Comb the records below for the string "title" and copy each line where it turns up.

--- START Raw records ---

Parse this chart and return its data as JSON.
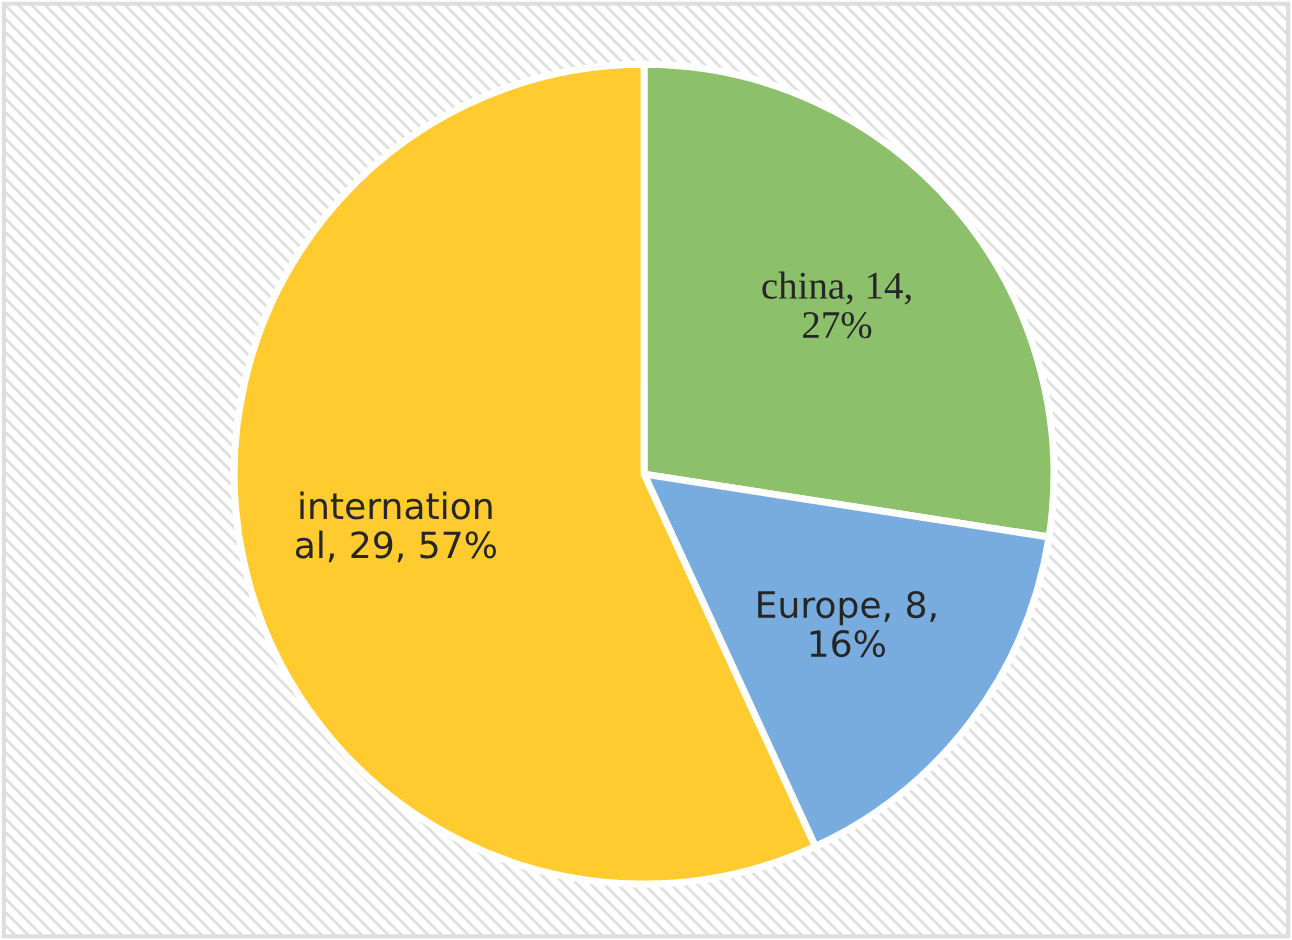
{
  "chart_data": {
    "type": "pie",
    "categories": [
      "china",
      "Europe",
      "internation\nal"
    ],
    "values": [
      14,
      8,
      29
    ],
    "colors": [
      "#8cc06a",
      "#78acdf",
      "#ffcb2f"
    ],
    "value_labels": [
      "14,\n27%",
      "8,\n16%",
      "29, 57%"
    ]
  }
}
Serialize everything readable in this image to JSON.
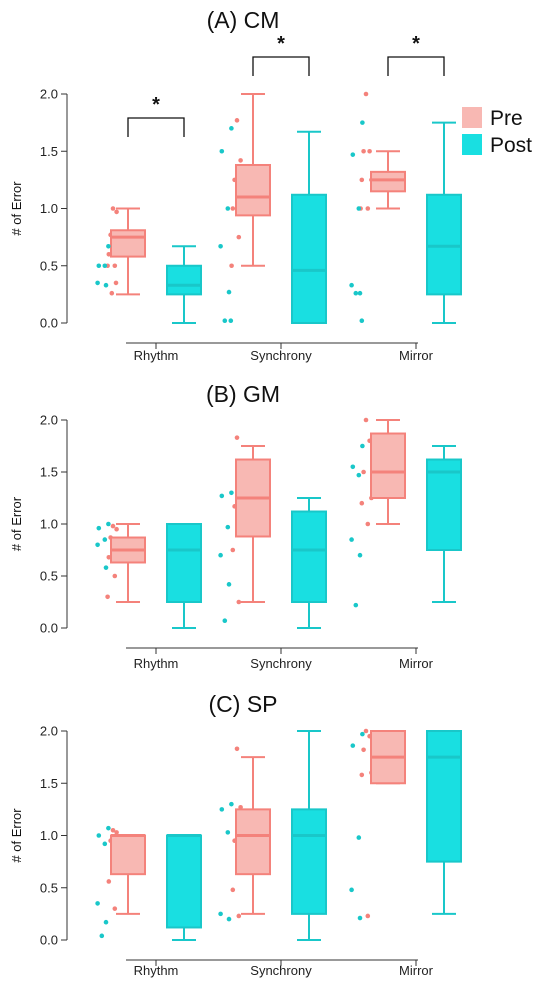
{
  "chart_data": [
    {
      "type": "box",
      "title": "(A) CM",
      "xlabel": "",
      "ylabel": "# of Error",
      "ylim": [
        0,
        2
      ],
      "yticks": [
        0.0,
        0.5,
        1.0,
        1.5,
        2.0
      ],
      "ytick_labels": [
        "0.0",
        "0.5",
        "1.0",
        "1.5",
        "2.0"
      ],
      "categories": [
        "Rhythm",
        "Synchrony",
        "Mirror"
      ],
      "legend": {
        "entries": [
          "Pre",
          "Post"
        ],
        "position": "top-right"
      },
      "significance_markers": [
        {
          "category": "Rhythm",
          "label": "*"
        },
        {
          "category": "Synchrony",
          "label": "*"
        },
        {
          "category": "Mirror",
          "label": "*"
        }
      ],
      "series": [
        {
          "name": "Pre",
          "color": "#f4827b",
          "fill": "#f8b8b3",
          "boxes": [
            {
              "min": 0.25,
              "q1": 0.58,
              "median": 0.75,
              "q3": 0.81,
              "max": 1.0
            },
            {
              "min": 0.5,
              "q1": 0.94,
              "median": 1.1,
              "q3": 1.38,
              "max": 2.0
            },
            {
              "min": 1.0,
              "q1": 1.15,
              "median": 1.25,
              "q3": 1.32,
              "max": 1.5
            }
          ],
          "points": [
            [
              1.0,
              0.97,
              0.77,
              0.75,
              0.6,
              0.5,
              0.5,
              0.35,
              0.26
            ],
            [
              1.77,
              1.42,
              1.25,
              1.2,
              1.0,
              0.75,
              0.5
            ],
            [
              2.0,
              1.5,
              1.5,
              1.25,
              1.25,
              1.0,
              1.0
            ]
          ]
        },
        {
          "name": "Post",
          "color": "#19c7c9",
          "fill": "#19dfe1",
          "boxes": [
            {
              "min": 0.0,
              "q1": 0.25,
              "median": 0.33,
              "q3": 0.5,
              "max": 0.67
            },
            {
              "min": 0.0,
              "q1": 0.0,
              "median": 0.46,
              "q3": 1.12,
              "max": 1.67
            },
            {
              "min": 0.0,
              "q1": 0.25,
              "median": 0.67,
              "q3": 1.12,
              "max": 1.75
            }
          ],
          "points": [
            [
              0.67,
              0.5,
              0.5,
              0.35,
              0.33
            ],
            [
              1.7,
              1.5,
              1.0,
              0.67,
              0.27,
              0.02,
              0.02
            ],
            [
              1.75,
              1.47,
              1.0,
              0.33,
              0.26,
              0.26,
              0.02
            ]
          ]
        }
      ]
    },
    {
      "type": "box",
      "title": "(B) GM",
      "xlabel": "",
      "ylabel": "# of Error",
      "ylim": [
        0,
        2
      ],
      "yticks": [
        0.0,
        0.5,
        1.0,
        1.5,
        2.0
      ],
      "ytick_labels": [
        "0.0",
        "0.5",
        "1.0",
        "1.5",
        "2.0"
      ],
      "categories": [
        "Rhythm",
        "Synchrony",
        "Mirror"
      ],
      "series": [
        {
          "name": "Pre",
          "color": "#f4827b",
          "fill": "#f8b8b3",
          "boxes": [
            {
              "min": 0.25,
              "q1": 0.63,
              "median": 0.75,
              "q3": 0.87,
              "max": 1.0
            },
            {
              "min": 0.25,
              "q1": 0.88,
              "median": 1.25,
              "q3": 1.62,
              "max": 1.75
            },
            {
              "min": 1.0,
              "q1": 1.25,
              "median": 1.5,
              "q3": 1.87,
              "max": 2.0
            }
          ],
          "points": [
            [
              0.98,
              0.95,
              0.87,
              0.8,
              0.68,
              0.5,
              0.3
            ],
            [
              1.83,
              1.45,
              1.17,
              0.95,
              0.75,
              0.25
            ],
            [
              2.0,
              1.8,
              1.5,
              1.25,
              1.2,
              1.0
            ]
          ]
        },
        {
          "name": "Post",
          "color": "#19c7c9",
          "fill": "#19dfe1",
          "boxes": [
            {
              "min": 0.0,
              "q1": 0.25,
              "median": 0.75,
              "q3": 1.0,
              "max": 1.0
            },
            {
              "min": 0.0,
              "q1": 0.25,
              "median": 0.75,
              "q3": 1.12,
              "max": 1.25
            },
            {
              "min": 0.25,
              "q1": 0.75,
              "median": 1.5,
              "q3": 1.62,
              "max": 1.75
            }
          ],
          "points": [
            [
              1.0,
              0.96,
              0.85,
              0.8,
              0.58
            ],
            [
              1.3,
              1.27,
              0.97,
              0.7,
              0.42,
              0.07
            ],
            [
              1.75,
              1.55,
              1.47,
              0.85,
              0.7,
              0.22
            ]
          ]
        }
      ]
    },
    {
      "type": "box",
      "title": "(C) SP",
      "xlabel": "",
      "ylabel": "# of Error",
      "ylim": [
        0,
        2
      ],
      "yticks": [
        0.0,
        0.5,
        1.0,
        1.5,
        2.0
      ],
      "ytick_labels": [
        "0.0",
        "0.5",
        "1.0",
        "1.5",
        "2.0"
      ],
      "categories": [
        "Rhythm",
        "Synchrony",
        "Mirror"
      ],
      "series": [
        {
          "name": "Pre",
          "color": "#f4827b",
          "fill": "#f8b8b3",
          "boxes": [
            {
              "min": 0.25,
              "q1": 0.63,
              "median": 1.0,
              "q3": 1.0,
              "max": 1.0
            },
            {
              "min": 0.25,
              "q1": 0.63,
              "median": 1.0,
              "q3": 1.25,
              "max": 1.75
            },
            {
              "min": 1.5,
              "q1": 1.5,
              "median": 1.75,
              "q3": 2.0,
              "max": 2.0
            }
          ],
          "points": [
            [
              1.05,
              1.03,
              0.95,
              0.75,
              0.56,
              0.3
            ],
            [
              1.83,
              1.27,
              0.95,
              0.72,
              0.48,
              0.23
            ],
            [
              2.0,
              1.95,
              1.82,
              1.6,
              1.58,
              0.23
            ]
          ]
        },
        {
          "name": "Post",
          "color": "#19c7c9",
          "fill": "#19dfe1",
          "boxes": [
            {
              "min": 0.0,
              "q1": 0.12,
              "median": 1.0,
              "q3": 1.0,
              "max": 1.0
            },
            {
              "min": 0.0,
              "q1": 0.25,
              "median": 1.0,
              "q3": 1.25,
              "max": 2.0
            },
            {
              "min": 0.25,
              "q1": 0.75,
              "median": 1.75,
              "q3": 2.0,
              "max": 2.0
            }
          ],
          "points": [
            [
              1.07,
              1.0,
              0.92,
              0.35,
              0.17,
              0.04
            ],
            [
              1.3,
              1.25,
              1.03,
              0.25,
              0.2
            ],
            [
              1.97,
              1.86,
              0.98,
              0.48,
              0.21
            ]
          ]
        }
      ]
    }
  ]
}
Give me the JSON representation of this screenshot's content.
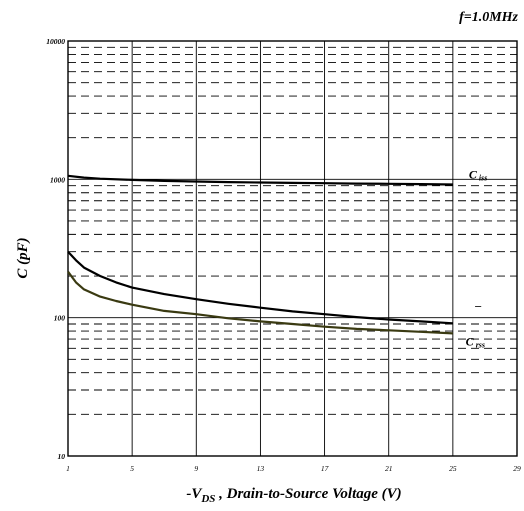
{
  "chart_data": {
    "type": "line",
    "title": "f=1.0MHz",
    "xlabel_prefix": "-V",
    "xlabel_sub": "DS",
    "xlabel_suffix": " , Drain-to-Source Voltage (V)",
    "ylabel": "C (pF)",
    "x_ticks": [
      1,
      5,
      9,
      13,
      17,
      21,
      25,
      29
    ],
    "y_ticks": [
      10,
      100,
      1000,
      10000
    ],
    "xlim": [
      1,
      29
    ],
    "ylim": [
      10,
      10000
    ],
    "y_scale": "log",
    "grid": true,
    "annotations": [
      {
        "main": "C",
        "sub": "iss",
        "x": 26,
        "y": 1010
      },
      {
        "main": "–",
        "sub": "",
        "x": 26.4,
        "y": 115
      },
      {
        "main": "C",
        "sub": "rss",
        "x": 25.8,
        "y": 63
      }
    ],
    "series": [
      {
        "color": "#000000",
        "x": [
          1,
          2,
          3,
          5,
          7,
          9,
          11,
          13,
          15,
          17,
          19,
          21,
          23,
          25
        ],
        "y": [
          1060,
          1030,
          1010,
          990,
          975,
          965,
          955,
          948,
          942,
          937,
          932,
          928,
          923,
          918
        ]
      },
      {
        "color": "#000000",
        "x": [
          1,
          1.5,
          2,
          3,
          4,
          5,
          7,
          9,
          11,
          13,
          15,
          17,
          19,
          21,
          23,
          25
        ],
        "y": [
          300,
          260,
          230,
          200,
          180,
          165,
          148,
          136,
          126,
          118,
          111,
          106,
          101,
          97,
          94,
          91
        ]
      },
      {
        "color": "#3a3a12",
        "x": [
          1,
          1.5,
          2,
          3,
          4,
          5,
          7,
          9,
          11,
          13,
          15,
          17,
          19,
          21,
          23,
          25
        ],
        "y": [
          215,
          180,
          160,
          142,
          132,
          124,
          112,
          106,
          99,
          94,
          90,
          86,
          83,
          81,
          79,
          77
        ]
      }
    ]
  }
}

--- END Raw records ---

# [Answer for this exercise]
      "title": "(A) CM",
      "title": "(B) GM",
      "title": "(C) SP",
    "title": "f=1.0MHz",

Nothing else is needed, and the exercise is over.